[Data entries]
##############################

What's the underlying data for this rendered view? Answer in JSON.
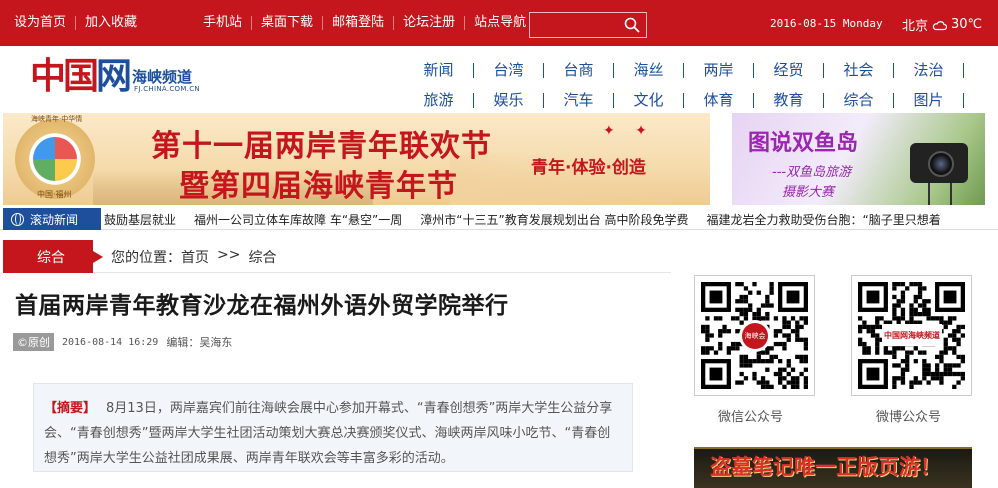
{
  "topbar": {
    "links_left": [
      "设为首页",
      "加入收藏"
    ],
    "links_right": [
      "手机站",
      "桌面下载",
      "邮箱登陆",
      "论坛注册",
      "站点导航"
    ],
    "search_placeholder": "",
    "date": "2016-08-15 Monday",
    "city": "北京",
    "temperature": "30℃",
    "weather_icon": "cloud-icon"
  },
  "logo": {
    "main": "中国",
    "wang": "网",
    "channel": "海峡频道",
    "domain": "FJ.CHINA.COM.CN"
  },
  "nav": {
    "row1": [
      "新闻",
      "台湾",
      "台商",
      "海丝",
      "两岸",
      "经贸",
      "社会",
      "法治"
    ],
    "row2": [
      "旅游",
      "娱乐",
      "汽车",
      "文化",
      "体育",
      "教育",
      "综合",
      "图片"
    ]
  },
  "banner_main": {
    "line1": "第十一届两岸青年联欢节",
    "line2": "暨第四届海峡青年节",
    "slogan": "青年·体验·创造",
    "emblem_top": "海峡青年·中华情",
    "emblem_caption": "中国·福州"
  },
  "banner_side": {
    "title": "图说双鱼岛",
    "sub1": "---双鱼岛旅游",
    "sub2": "摄影大赛"
  },
  "ticker": {
    "label": "滚动新闻",
    "items": [
      "鼓励基层就业",
      "福州一公司立体车库故障 车“悬空”一周",
      "漳州市“十三五”教育发展规划出台 高中阶段免学费",
      "福建龙岩全力救助受伤台胞：“脑子里只想着"
    ]
  },
  "section": {
    "label": "综合",
    "location_prefix": "您的位置：",
    "home": "首页",
    "sep": ">>",
    "current": "综合"
  },
  "article": {
    "title": "首届两岸青年教育沙龙在福州外语外贸学院举行",
    "source": "©原创",
    "time": "2016-08-14 16:29",
    "editor": "编辑：吴海东",
    "summary_label": "【摘要】",
    "summary_text": "8月13日，两岸嘉宾们前往海峡会展中心参加开幕式、“青春创想秀”两岸大学生公益分享会、“青春创想秀”暨两岸大学生社团活动策划大赛总决赛颁奖仪式、海峡两岸风味小吃节、“青春创想秀”两岸大学生公益社团成果展、两岸青年联欢会等丰富多彩的活动。"
  },
  "right": {
    "qr1_caption": "微信公众号",
    "qr2_caption": "微博公众号",
    "qr1_badge": "海峡会",
    "qr2_badge": "中国网海峡频道",
    "ad_text": "盗墓笔记唯一正版页游！"
  },
  "colors": {
    "brand_red": "#c4161c",
    "nav_blue": "#1d4f9c"
  }
}
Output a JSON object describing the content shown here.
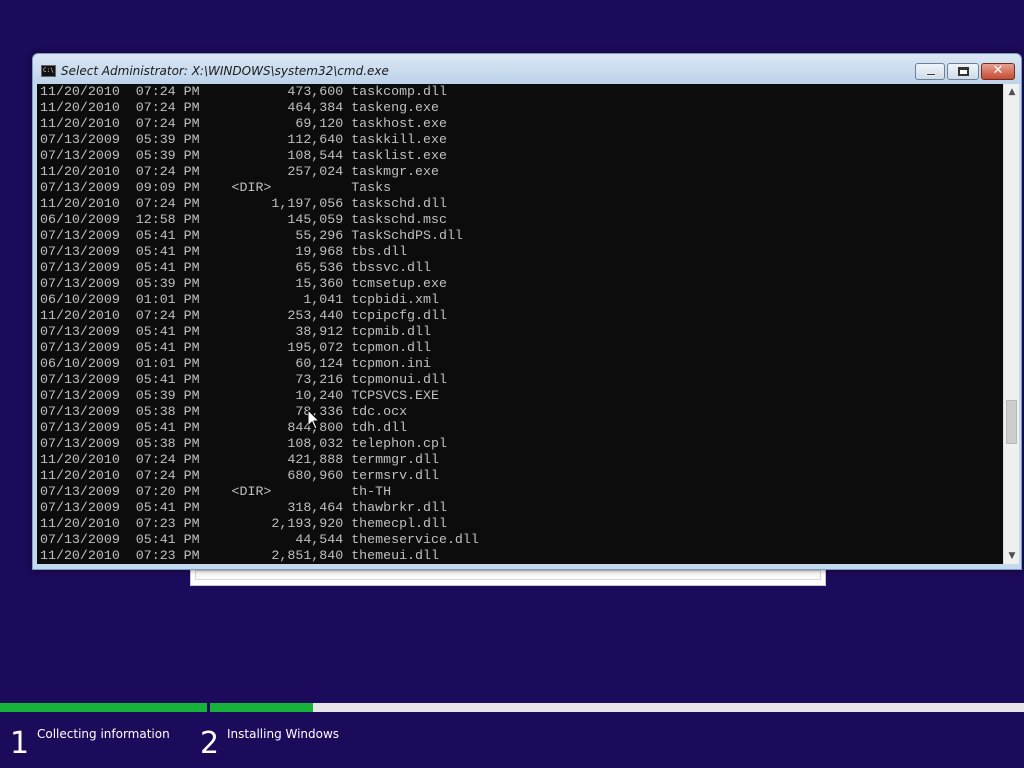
{
  "window": {
    "title": "Select Administrator: X:\\WINDOWS\\system32\\cmd.exe",
    "close_glyph": "✕",
    "icon": "cmd-icon",
    "icon_text": "C:\\"
  },
  "console_lines": [
    "11/20/2010  07:24 PM           473,600 taskcomp.dll",
    "11/20/2010  07:24 PM           464,384 taskeng.exe",
    "11/20/2010  07:24 PM            69,120 taskhost.exe",
    "07/13/2009  05:39 PM           112,640 taskkill.exe",
    "07/13/2009  05:39 PM           108,544 tasklist.exe",
    "11/20/2010  07:24 PM           257,024 taskmgr.exe",
    "07/13/2009  09:09 PM    <DIR>          Tasks",
    "11/20/2010  07:24 PM         1,197,056 taskschd.dll",
    "06/10/2009  12:58 PM           145,059 taskschd.msc",
    "07/13/2009  05:41 PM            55,296 TaskSchdPS.dll",
    "07/13/2009  05:41 PM            19,968 tbs.dll",
    "07/13/2009  05:41 PM            65,536 tbssvc.dll",
    "07/13/2009  05:39 PM            15,360 tcmsetup.exe",
    "06/10/2009  01:01 PM             1,041 tcpbidi.xml",
    "11/20/2010  07:24 PM           253,440 tcpipcfg.dll",
    "07/13/2009  05:41 PM            38,912 tcpmib.dll",
    "07/13/2009  05:41 PM           195,072 tcpmon.dll",
    "06/10/2009  01:01 PM            60,124 tcpmon.ini",
    "07/13/2009  05:41 PM            73,216 tcpmonui.dll",
    "07/13/2009  05:39 PM            10,240 TCPSVCS.EXE",
    "07/13/2009  05:38 PM            78,336 tdc.ocx",
    "07/13/2009  05:41 PM           844,800 tdh.dll",
    "07/13/2009  05:38 PM           108,032 telephon.cpl",
    "11/20/2010  07:24 PM           421,888 termmgr.dll",
    "11/20/2010  07:24 PM           680,960 termsrv.dll",
    "07/13/2009  07:20 PM    <DIR>          th-TH",
    "07/13/2009  05:41 PM           318,464 thawbrkr.dll",
    "11/20/2010  07:23 PM         2,193,920 themecpl.dll",
    "07/13/2009  05:41 PM            44,544 themeservice.dll",
    "11/20/2010  07:23 PM         2,851,840 themeui.dll"
  ],
  "scrollbar": {
    "up_glyph": "▲",
    "down_glyph": "▼"
  },
  "setup_progress": {
    "steps": [
      {
        "number": "1",
        "label": "Collecting information",
        "progress": 1.0
      },
      {
        "number": "2",
        "label": "Installing Windows",
        "progress": 0.12
      }
    ]
  },
  "colors": {
    "background": "#1c0a5a",
    "progress": "#17b33a",
    "console_bg": "#0c0c0c",
    "console_text": "#c0c0c0"
  }
}
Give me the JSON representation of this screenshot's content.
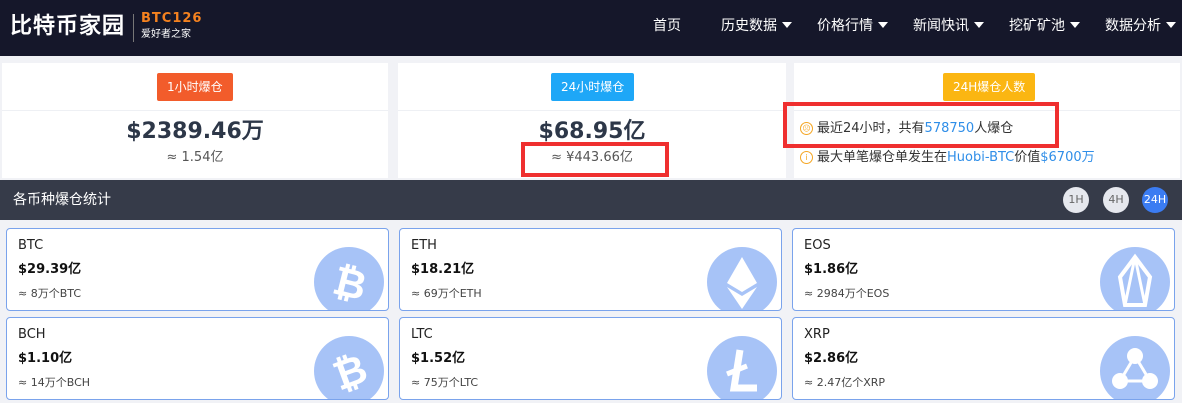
{
  "header": {
    "logo_cn": "比特币家园",
    "logo_en": "BTC126",
    "logo_sub": "爱好者之家",
    "nav": [
      "首页",
      "历史数据",
      "价格行情",
      "新闻快讯",
      "挖矿矿池",
      "数据分析"
    ]
  },
  "stats": [
    {
      "tag": "1小时爆仓",
      "amount": "$2389.46万",
      "approx": "≈ 1.54亿",
      "color": "#f25c2b"
    },
    {
      "tag": "24小时爆仓",
      "amount": "$68.95亿",
      "approx": "≈ ¥443.66亿",
      "color": "#1ea7f7"
    },
    {
      "tag": "24H爆仓人数",
      "color": "#fbb612",
      "line1": {
        "pre": "最近24小时，共有",
        "num": "578750",
        "post": "人爆仓"
      },
      "line2": {
        "pre": "最大单笔爆仓单发生在",
        "exchange": "Huobi-BTC",
        "mid": "价值",
        "value": "$6700万"
      }
    }
  ],
  "section": {
    "title": "各币种爆仓统计",
    "ranges": [
      "1H",
      "4H",
      "24H"
    ],
    "active_range": "24H"
  },
  "coins": [
    {
      "symbol": "BTC",
      "value": "$29.39亿",
      "sub": "≈ 8万个BTC",
      "icon": "bitcoin-icon"
    },
    {
      "symbol": "ETH",
      "value": "$18.21亿",
      "sub": "≈ 69万个ETH",
      "icon": "ethereum-icon"
    },
    {
      "symbol": "EOS",
      "value": "$1.86亿",
      "sub": "≈ 2984万个EOS",
      "icon": "eos-icon"
    },
    {
      "symbol": "BCH",
      "value": "$1.10亿",
      "sub": "≈ 14万个BCH",
      "icon": "bitcoin-cash-icon"
    },
    {
      "symbol": "LTC",
      "value": "$1.52亿",
      "sub": "≈ 75万个LTC",
      "icon": "litecoin-icon"
    },
    {
      "symbol": "XRP",
      "value": "$2.86亿",
      "sub": "≈ 2.47亿个XRP",
      "icon": "ripple-icon"
    }
  ],
  "colors": {
    "nav_bg": "#15172a",
    "logo_accent": "#f5821f",
    "highlight": "#ef2f2f",
    "link": "#2f8ee8",
    "card_border": "#7aa3ec",
    "coin_icon": "#a7c3f7",
    "active_pill": "#3b7cf2"
  }
}
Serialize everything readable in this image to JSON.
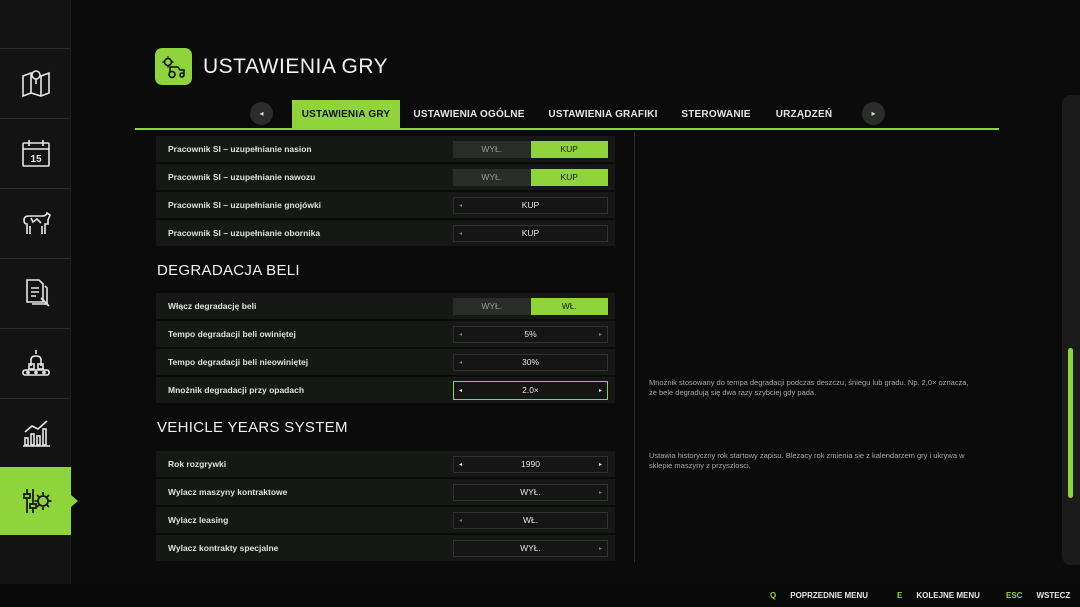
{
  "header": {
    "title": "USTAWIENIA GRY",
    "icon": "tractor-gear-icon"
  },
  "sidebar": {
    "items": [
      {
        "icon": "map-icon"
      },
      {
        "icon": "calendar-icon",
        "badge": "15"
      },
      {
        "icon": "cow-icon"
      },
      {
        "icon": "documents-icon"
      },
      {
        "icon": "production-icon"
      },
      {
        "icon": "statistics-icon"
      },
      {
        "icon": "settings-icon",
        "active": true
      }
    ]
  },
  "tabs": {
    "prev": "◂",
    "next": "▸",
    "items": [
      {
        "label": "USTAWIENIA GRY",
        "active": true
      },
      {
        "label": "USTAWIENIA OGÓLNE"
      },
      {
        "label": "USTAWIENIA GRAFIKI"
      },
      {
        "label": "STEROWANIE"
      },
      {
        "label": "URZĄDZEŃ"
      }
    ]
  },
  "settings": {
    "group1": [
      {
        "label": "Pracownik SI – uzupełnianie nasion",
        "type": "toggle",
        "options": [
          "WYŁ.",
          "KUP"
        ],
        "selected": 1
      },
      {
        "label": "Pracownik SI – uzupełnianie nawozu",
        "type": "toggle",
        "options": [
          "WYŁ.",
          "KUP"
        ],
        "selected": 1
      },
      {
        "label": "Pracownik SI – uzupełnianie gnojówki",
        "type": "selector",
        "value": "KUP"
      },
      {
        "label": "Pracownik SI – uzupełnianie obornika",
        "type": "selector",
        "value": "KUP"
      }
    ],
    "section_bale": "DEGRADACJA BELI",
    "group2": [
      {
        "label": "Włącz degradację beli",
        "type": "toggle",
        "options": [
          "WYŁ.",
          "WŁ."
        ],
        "selected": 1
      },
      {
        "label": "Tempo degradacji beli owiniętej",
        "type": "selector",
        "value": "5%"
      },
      {
        "label": "Tempo degradacji beli nieowiniętej",
        "type": "selector",
        "value": "30%"
      },
      {
        "label": "Mnożnik degradacji przy opadach",
        "type": "selector",
        "value": "2.0×",
        "focused": true
      }
    ],
    "section_vehicle": "VEHICLE YEARS SYSTEM",
    "group3": [
      {
        "label": "Rok rozgrywki",
        "type": "selector",
        "value": "1990",
        "focused_arrows": true
      },
      {
        "label": "Wylacz maszyny kontraktowe",
        "type": "selector",
        "value": "WYŁ."
      },
      {
        "label": "Wylacz leasing",
        "type": "selector",
        "value": "WŁ."
      },
      {
        "label": "Wylacz kontrakty specjalne",
        "type": "selector",
        "value": "WYŁ."
      }
    ]
  },
  "descriptions": {
    "bale_multiplier": "Mnożnik stosowany do tempa degradacji podczas deszczu, śniegu lub gradu. Np. 2,0× oznacza, że bele degradują się dwa razy szybciej gdy pada.",
    "game_year": "Ustawia historyczny rok startowy zapisu. Blezacy rok zmienia sie z kalendarzem gry i ukrywa w sklepie maszyny z przyszlosci."
  },
  "footer": {
    "hints": [
      {
        "key": "Q",
        "label": "POPRZEDNIE MENU"
      },
      {
        "key": "E",
        "label": "KOLEJNE MENU"
      },
      {
        "key": "ESC",
        "label": "WSTECZ"
      }
    ]
  },
  "colors": {
    "accent": "#8fd43a",
    "background": "#0a0b0a",
    "row": "#161816"
  }
}
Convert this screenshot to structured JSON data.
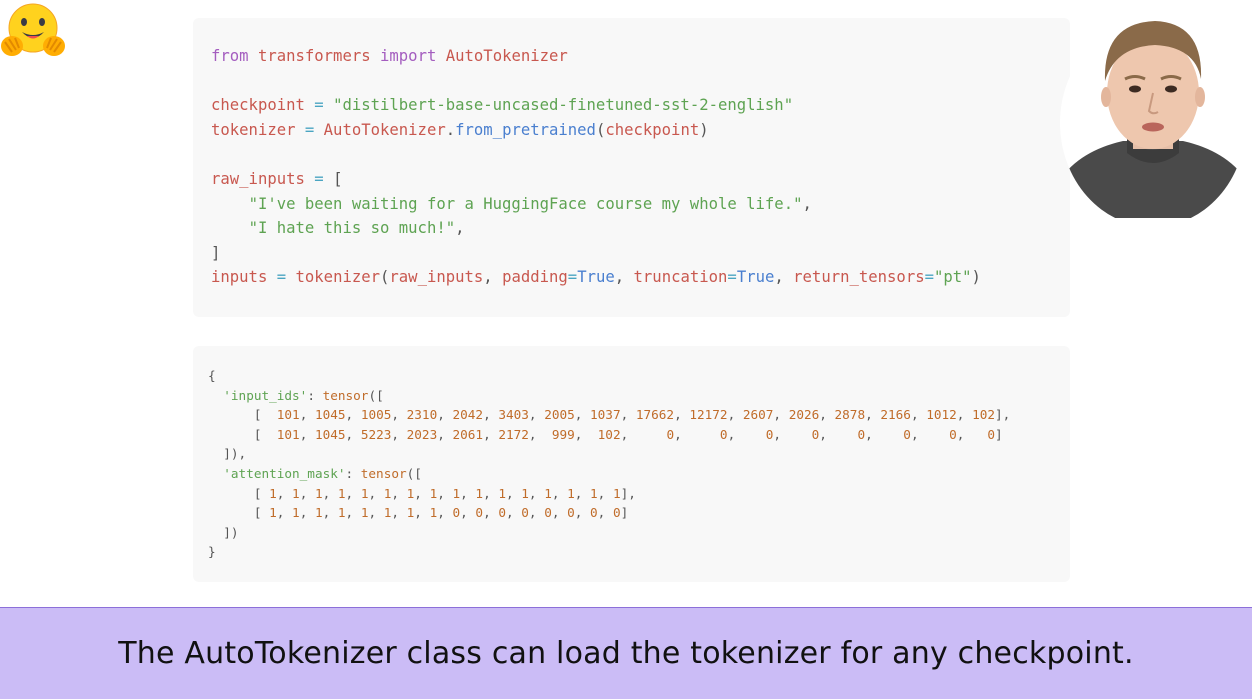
{
  "code": {
    "line1": {
      "kw1": "from",
      "mod": "transformers",
      "kw2": "import",
      "cls": "AutoTokenizer"
    },
    "line3": {
      "var": "checkpoint",
      "eq": "=",
      "str": "\"distilbert-base-uncased-finetuned-sst-2-english\""
    },
    "line4": {
      "var": "tokenizer",
      "eq": "=",
      "cls": "AutoTokenizer",
      "dot": ".",
      "fn": "from_pretrained",
      "open": "(",
      "arg": "checkpoint",
      "close": ")"
    },
    "line6": {
      "var": "raw_inputs",
      "eq": "=",
      "open": "["
    },
    "line7": {
      "str": "\"I've been waiting for a HuggingFace course my whole life.\"",
      "comma": ","
    },
    "line8": {
      "str": "\"I hate this so much!\"",
      "comma": ","
    },
    "line9": {
      "close": "]"
    },
    "line10": {
      "var": "inputs",
      "eq": "=",
      "fn": "tokenizer",
      "open": "(",
      "arg1": "raw_inputs",
      "c1": ",",
      "k1": "padding",
      "e1": "=",
      "v1": "True",
      "c2": ",",
      "k2": "truncation",
      "e2": "=",
      "v2": "True",
      "c3": ",",
      "k3": "return_tensors",
      "e3": "=",
      "v3": "\"pt\"",
      "close": ")"
    }
  },
  "output": {
    "open_brace": "{",
    "input_ids_key": "'input_ids'",
    "colon1": ": ",
    "tensor1": "tensor",
    "t1_open": "([",
    "row1": [
      "101",
      "1045",
      "1005",
      "2310",
      "2042",
      "3403",
      "2005",
      "1037",
      "17662",
      "12172",
      "2607",
      "2026",
      "2878",
      "2166",
      "1012",
      "102"
    ],
    "row2": [
      "101",
      "1045",
      "5223",
      "2023",
      "2061",
      "2172",
      "999",
      "102",
      "0",
      "0",
      "0",
      "0",
      "0",
      "0",
      "0",
      "0"
    ],
    "t1_close": "]),",
    "attention_mask_key": "'attention_mask'",
    "colon2": ": ",
    "tensor2": "tensor",
    "t2_open": "([",
    "row3": [
      "1",
      "1",
      "1",
      "1",
      "1",
      "1",
      "1",
      "1",
      "1",
      "1",
      "1",
      "1",
      "1",
      "1",
      "1",
      "1"
    ],
    "row4": [
      "1",
      "1",
      "1",
      "1",
      "1",
      "1",
      "1",
      "1",
      "0",
      "0",
      "0",
      "0",
      "0",
      "0",
      "0",
      "0"
    ],
    "t2_close": "])",
    "close_brace": "}"
  },
  "caption": "The AutoTokenizer class can load the tokenizer for any checkpoint.",
  "icons": {
    "logo": "hugging-face-logo-icon",
    "presenter": "presenter-webcam"
  },
  "colors": {
    "caption_bg": "#cbbcf6",
    "keyword": "#a45dbf",
    "string": "#5ea352",
    "number": "#c06c2a"
  }
}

##############################

EXERCISE OBJECTIVE: Extract lines where the string "Pracownik" occurs.

WRITTEN RESPONSE:
        "label": "Pracownik SI – uzupełnianie nasion",
        "label": "Pracownik SI – uzupełnianie nawozu",
        "label": "Pracownik SI – uzupełnianie gnojówki",
        "label": "Pracownik SI – uzupełnianie obornika",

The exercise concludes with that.